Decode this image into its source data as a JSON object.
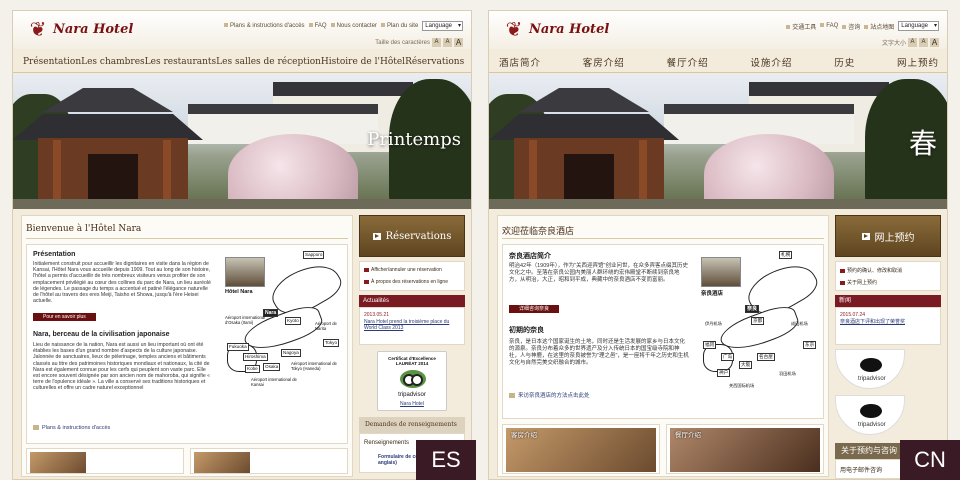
{
  "es": {
    "logo": "Nara Hotel",
    "toplinks": [
      "Plans & instructions d'accès",
      "FAQ",
      "Nous contacter",
      "Plan du site"
    ],
    "language": "Language",
    "fontsize_label": "Taille des caractères",
    "nav": [
      "Présentation",
      "Les chambres",
      "Les restaurants",
      "Les salles de réception",
      "Histoire de l'Hôtel",
      "Réservations"
    ],
    "hero_caption": "Printemps",
    "welcome_title": "Bienvenue à l'Hôtel Nara",
    "section1_title": "Présentation",
    "section1_text": "Initialement construit pour accueillir les dignitaires en visite dans la région de Kansai, l'Hôtel Nara vous accueille depuis 1909. Tout au long de son histoire, l'hôtel a permis d'accueillir de très nombreux visiteurs venus profiter de son emplacement privilégié au cœur des collines du parc de Nara, un lieu auréolé de légendes. Le passage du temps a accentué et patiné l'élégance naturelle de l'hôtel au travers des eres Meiji, Taisho et Showa, jusqu'à l'ère Heisei actuelle.",
    "more_button": "Pour en savoir plus",
    "section2_title": "Nara, berceau de la civilisation japonaise",
    "section2_text": "Lieu de naissance de la nation, Nara est aussi un lieu important où ont été établies les bases d'un grand nombre d'aspects de la culture japonaise. Jalonnée de sanctuaires, lieux de pèlerinage, temples anciens et bâtiments classés au titre des patrimoines historiques mondiaux et nationaux, la cité de Nara est également connue pour les cerfs qui peuplent son vaste parc. Elle est encore souvent désignée par son ancien nom de mahoroba, qui signifie « terre de l'opulence idéale ». La ville a conservé ses traditions historiques et culturelles et offre un cadre naturel exceptionnel",
    "plans_link": "Plans & instructions d'accès",
    "map": {
      "photo_label": "Hôtel Nara",
      "cities": [
        "Sapporo",
        "Nara",
        "Kyoto",
        "Fukuoka",
        "Kobe",
        "Osaka",
        "Nagoya",
        "Tokyo",
        "Hiroshima"
      ],
      "notes": [
        "Aéroport international d'Osaka (Itami)",
        "Aéroport de Narita",
        "Aéroport international de Tokyo (Haneda)",
        "Aéroport international de Kansai"
      ]
    },
    "reservations_button": "Réservations",
    "side_links": [
      "Afficher/annuler une réservation",
      "À propos des réservations en ligne"
    ],
    "news_header": "Actualités",
    "news_date": "2013.05.21",
    "news_text": "Nara Hotel prend la troisième place du World Class 2013",
    "ta": {
      "title": "Certificat d'Excellence",
      "year": "LAURÉAT 2014",
      "word": "tripadvisor",
      "hotel": "Nara Hotel"
    },
    "request_header": "Demandes de renseignements",
    "request_label": "Renseignements",
    "form_label": "Formulaire de contact (en anglais)",
    "tag": "ES"
  },
  "cn": {
    "logo": "Nara Hotel",
    "toplinks": [
      "交通工具",
      "FAQ",
      "咨询",
      "站点地图"
    ],
    "language": "Language",
    "fontsize_label": "文字大小",
    "nav": [
      "酒店简介",
      "客房介绍",
      "餐厅介绍",
      "设施介绍",
      "历史",
      "网上预约"
    ],
    "hero_caption": "春",
    "welcome_title": "欢迎莅临奈良酒店",
    "section1_title": "奈良酒店简介",
    "section1_text": "明治42年（1909年），作为\"关西迎宾馆\"创业问世，在众多宾客点缀其历史文化之中。至落在奈良公园内美丽人群环绕的宏伟殿堂不断续到奈良地方，从明治，大正，昭和到平成，典藏中的奈良酒店不变而富丽。",
    "more_button": "详细咨询奈良",
    "section2_title": "初期的奈良",
    "section2_text": "奈良，是日本这个国家诞生的土地，同时还是生活发展的家乡与日本文化的源泉。奈良分布着众多的世界遗产及分入传统日本的国宝级寺院和神社，人与神鹿，在这里的奈良被誉为\"理之邑\"，是一座将千年之历史和生机文化与自然完美交织融合的城市。",
    "plans_link": "来访奈良酒店的方法点击此处",
    "map": {
      "photo_label": "奈良酒店",
      "cities": [
        "札幌",
        "奈良",
        "京都",
        "福冈",
        "神户",
        "大阪",
        "名古屋",
        "东京",
        "广岛"
      ],
      "notes": [
        "成田机场",
        "伊丹机场",
        "羽田机场",
        "关西国际机场"
      ]
    },
    "strip": [
      "客房介绍",
      "餐厅介绍"
    ],
    "reservations_button": "网上预约",
    "side_links": [
      "预约的确认、修改和取消",
      "关于网上预约"
    ],
    "news_header": "新闻",
    "news_date": "2015.07.24",
    "news_text": "奈良酒店下评和出现了荣誉奖",
    "ta_word": "tripadvisor",
    "request_header": "关于预约与咨询",
    "request_label": "用电子邮件咨询",
    "tag": "CN"
  }
}
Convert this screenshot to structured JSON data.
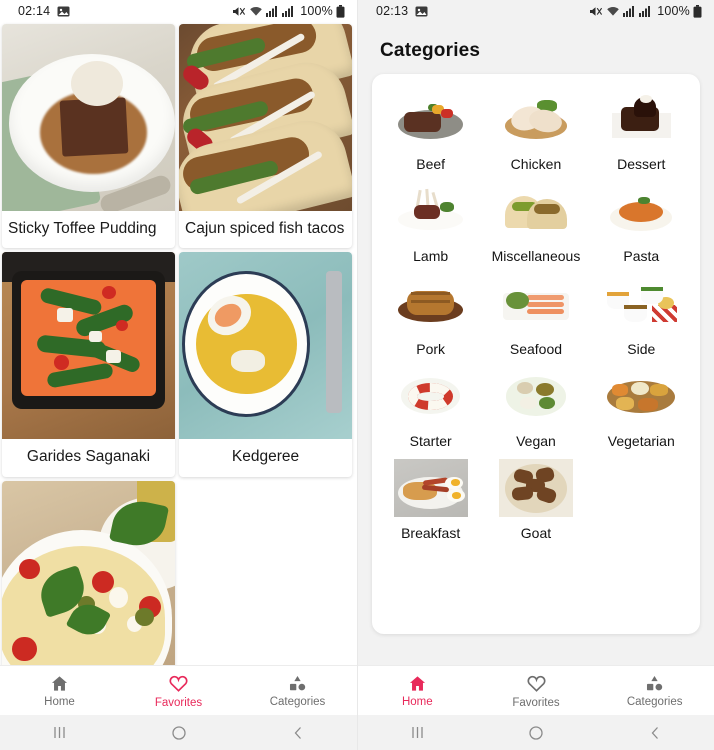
{
  "left_screen": {
    "statusbar": {
      "clock": "02:14",
      "battery_pct": "100%",
      "icons": [
        "image-icon",
        "mute-icon",
        "wifi-icon",
        "signal-icon",
        "signal-icon",
        "battery-icon"
      ]
    },
    "meals": [
      {
        "title": "Sticky Toffee Pudding",
        "align": "left",
        "art": "a-pud"
      },
      {
        "title": "Cajun spiced fish tacos",
        "align": "left",
        "art": "a-taco"
      },
      {
        "title": "Garides Saganaki",
        "align": "center",
        "art": "a-sag"
      },
      {
        "title": "Kedgeree",
        "align": "center",
        "art": "a-ked"
      },
      {
        "title": "",
        "align": "center",
        "art": "a-pasta"
      }
    ],
    "tabs": [
      {
        "label": "Home",
        "icon": "home-icon",
        "active": false
      },
      {
        "label": "Favorites",
        "icon": "heart-icon",
        "active": true
      },
      {
        "label": "Categories",
        "icon": "categories-icon",
        "active": false
      }
    ]
  },
  "right_screen": {
    "statusbar": {
      "clock": "02:13",
      "battery_pct": "100%",
      "icons": [
        "image-icon",
        "mute-icon",
        "wifi-icon",
        "signal-icon",
        "signal-icon",
        "battery-icon"
      ]
    },
    "heading": "Categories",
    "categories": [
      {
        "label": "Beef",
        "art": "cb-beef"
      },
      {
        "label": "Chicken",
        "art": "cb-chick"
      },
      {
        "label": "Dessert",
        "art": "cb-dess"
      },
      {
        "label": "Lamb",
        "art": "cb-lamb"
      },
      {
        "label": "Miscellaneous",
        "art": "cb-misc"
      },
      {
        "label": "Pasta",
        "art": "cb-pasta"
      },
      {
        "label": "Pork",
        "art": "cb-pork"
      },
      {
        "label": "Seafood",
        "art": "cb-sea"
      },
      {
        "label": "Side",
        "art": "cb-side"
      },
      {
        "label": "Starter",
        "art": "cb-start"
      },
      {
        "label": "Vegan",
        "art": "cb-vegan"
      },
      {
        "label": "Vegetarian",
        "art": "cb-vegt"
      },
      {
        "label": "Breakfast",
        "art": "cb-brk"
      },
      {
        "label": "Goat",
        "art": "cb-goat"
      }
    ],
    "tabs": [
      {
        "label": "Home",
        "icon": "home-icon",
        "active": true
      },
      {
        "label": "Favorites",
        "icon": "heart-icon",
        "active": false
      },
      {
        "label": "Categories",
        "icon": "categories-icon",
        "active": false
      }
    ]
  },
  "android_nav": {
    "recents": "|||",
    "home": "○",
    "back": "‹"
  },
  "colors": {
    "accent": "#e8295a",
    "inactive": "#6e6e6e",
    "screen_bg_left": "#ffffff",
    "screen_bg_right": "#f2f2f2",
    "navbar_bg": "#f2f2f2"
  }
}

## TASK INSTRUCTIONS:
Go through the listing above and write it all out exactly, leaving out any picture.

## SOLVED PROBLEM:
Decode this image into its source data as a JSON object.
{
  "es": {
    "logo": "Nara Hotel",
    "toplinks": [
      "Plans & instructions d'accès",
      "FAQ",
      "Nous contacter",
      "Plan du site"
    ],
    "language": "Language",
    "fontsize_label": "Taille des caractères",
    "nav": [
      "Présentation",
      "Les chambres",
      "Les restaurants",
      "Les salles de réception",
      "Histoire de l'Hôtel",
      "Réservations"
    ],
    "hero_caption": "Printemps",
    "welcome_title": "Bienvenue à l'Hôtel Nara",
    "section1_title": "Présentation",
    "section1_text": "Initialement construit pour accueillir les dignitaires en visite dans la région de Kansai, l'Hôtel Nara vous accueille depuis 1909. Tout au long de son histoire, l'hôtel a permis d'accueillir de très nombreux visiteurs venus profiter de son emplacement privilégié au cœur des collines du parc de Nara, un lieu auréolé de légendes. Le passage du temps a accentué et patiné l'élégance naturelle de l'hôtel au travers des eres Meiji, Taisho et Showa, jusqu'à l'ère Heisei actuelle.",
    "more_button": "Pour en savoir plus",
    "section2_title": "Nara, berceau de la civilisation japonaise",
    "section2_text": "Lieu de naissance de la nation, Nara est aussi un lieu important où ont été établies les bases d'un grand nombre d'aspects de la culture japonaise. Jalonnée de sanctuaires, lieux de pèlerinage, temples anciens et bâtiments classés au titre des patrimoines historiques mondiaux et nationaux, la cité de Nara est également connue pour les cerfs qui peuplent son vaste parc. Elle est encore souvent désignée par son ancien nom de mahoroba, qui signifie « terre de l'opulence idéale ». La ville a conservé ses traditions historiques et culturelles et offre un cadre naturel exceptionnel",
    "plans_link": "Plans & instructions d'accès",
    "map": {
      "photo_label": "Hôtel Nara",
      "cities": [
        "Sapporo",
        "Nara",
        "Kyoto",
        "Fukuoka",
        "Kobe",
        "Osaka",
        "Nagoya",
        "Tokyo",
        "Hiroshima"
      ],
      "notes": [
        "Aéroport international d'Osaka (Itami)",
        "Aéroport de Narita",
        "Aéroport international de Tokyo (Haneda)",
        "Aéroport international de Kansai"
      ]
    },
    "reservations_button": "Réservations",
    "side_links": [
      "Afficher/annuler une réservation",
      "À propos des réservations en ligne"
    ],
    "news_header": "Actualités",
    "news_date": "2013.05.21",
    "news_text": "Nara Hotel prend la troisième place du World Class 2013",
    "ta": {
      "title": "Certificat d'Excellence",
      "year": "LAURÉAT 2014",
      "word": "tripadvisor",
      "hotel": "Nara Hotel"
    },
    "request_header": "Demandes de renseignements",
    "request_label": "Renseignements",
    "form_label": "Formulaire de contact (en anglais)",
    "tag": "ES"
  },
  "cn": {
    "logo": "Nara Hotel",
    "toplinks": [
      "交通工具",
      "FAQ",
      "咨询",
      "站点地图"
    ],
    "language": "Language",
    "fontsize_label": "文字大小",
    "nav": [
      "酒店简介",
      "客房介绍",
      "餐厅介绍",
      "设施介绍",
      "历史",
      "网上预约"
    ],
    "hero_caption": "春",
    "welcome_title": "欢迎莅临奈良酒店",
    "section1_title": "奈良酒店简介",
    "section1_text": "明治42年（1909年），作为\"关西迎宾馆\"创业问世，在众多宾客点缀其历史文化之中。至落在奈良公园内美丽人群环绕的宏伟殿堂不断续到奈良地方，从明治，大正，昭和到平成，典藏中的奈良酒店不变而富丽。",
    "more_button": "详细咨询奈良",
    "section2_title": "初期的奈良",
    "section2_text": "奈良，是日本这个国家诞生的土地，同时还是生活发展的家乡与日本文化的源泉。奈良分布着众多的世界遗产及分入传统日本的国宝级寺院和神社，人与神鹿，在这里的奈良被誉为\"理之邑\"，是一座将千年之历史和生机文化与自然完美交织融合的城市。",
    "plans_link": "来访奈良酒店的方法点击此处",
    "map": {
      "photo_label": "奈良酒店",
      "cities": [
        "札幌",
        "奈良",
        "京都",
        "福冈",
        "神户",
        "大阪",
        "名古屋",
        "东京",
        "广岛"
      ],
      "notes": [
        "成田机场",
        "伊丹机场",
        "羽田机场",
        "关西国际机场"
      ]
    },
    "strip": [
      "客房介绍",
      "餐厅介绍"
    ],
    "reservations_button": "网上预约",
    "side_links": [
      "预约的确认、修改和取消",
      "关于网上预约"
    ],
    "news_header": "新闻",
    "news_date": "2015.07.24",
    "news_text": "奈良酒店下评和出现了荣誉奖",
    "ta_word": "tripadvisor",
    "request_header": "关于预约与咨询",
    "request_label": "用电子邮件咨询",
    "tag": "CN"
  }
}
Convert this screenshot to structured JSON data.
{
  "left_screen": {
    "statusbar": {
      "clock": "02:14",
      "battery_pct": "100%",
      "icons": [
        "image-icon",
        "mute-icon",
        "wifi-icon",
        "signal-icon",
        "signal-icon",
        "battery-icon"
      ]
    },
    "meals": [
      {
        "title": "Sticky Toffee Pudding",
        "align": "left",
        "art": "a-pud"
      },
      {
        "title": "Cajun spiced fish tacos",
        "align": "left",
        "art": "a-taco"
      },
      {
        "title": "Garides Saganaki",
        "align": "center",
        "art": "a-sag"
      },
      {
        "title": "Kedgeree",
        "align": "center",
        "art": "a-ked"
      },
      {
        "title": "",
        "align": "center",
        "art": "a-pasta"
      }
    ],
    "tabs": [
      {
        "label": "Home",
        "icon": "home-icon",
        "active": false
      },
      {
        "label": "Favorites",
        "icon": "heart-icon",
        "active": true
      },
      {
        "label": "Categories",
        "icon": "categories-icon",
        "active": false
      }
    ]
  },
  "right_screen": {
    "statusbar": {
      "clock": "02:13",
      "battery_pct": "100%",
      "icons": [
        "image-icon",
        "mute-icon",
        "wifi-icon",
        "signal-icon",
        "signal-icon",
        "battery-icon"
      ]
    },
    "heading": "Categories",
    "categories": [
      {
        "label": "Beef",
        "art": "cb-beef"
      },
      {
        "label": "Chicken",
        "art": "cb-chick"
      },
      {
        "label": "Dessert",
        "art": "cb-dess"
      },
      {
        "label": "Lamb",
        "art": "cb-lamb"
      },
      {
        "label": "Miscellaneous",
        "art": "cb-misc"
      },
      {
        "label": "Pasta",
        "art": "cb-pasta"
      },
      {
        "label": "Pork",
        "art": "cb-pork"
      },
      {
        "label": "Seafood",
        "art": "cb-sea"
      },
      {
        "label": "Side",
        "art": "cb-side"
      },
      {
        "label": "Starter",
        "art": "cb-start"
      },
      {
        "label": "Vegan",
        "art": "cb-vegan"
      },
      {
        "label": "Vegetarian",
        "art": "cb-vegt"
      },
      {
        "label": "Breakfast",
        "art": "cb-brk"
      },
      {
        "label": "Goat",
        "art": "cb-goat"
      }
    ],
    "tabs": [
      {
        "label": "Home",
        "icon": "home-icon",
        "active": true
      },
      {
        "label": "Favorites",
        "icon": "heart-icon",
        "active": false
      },
      {
        "label": "Categories",
        "icon": "categories-icon",
        "active": false
      }
    ]
  },
  "android_nav": {
    "recents": "|||",
    "home": "○",
    "back": "‹"
  },
  "colors": {
    "accent": "#e8295a",
    "inactive": "#6e6e6e",
    "screen_bg_left": "#ffffff",
    "screen_bg_right": "#f2f2f2",
    "navbar_bg": "#f2f2f2"
  }
}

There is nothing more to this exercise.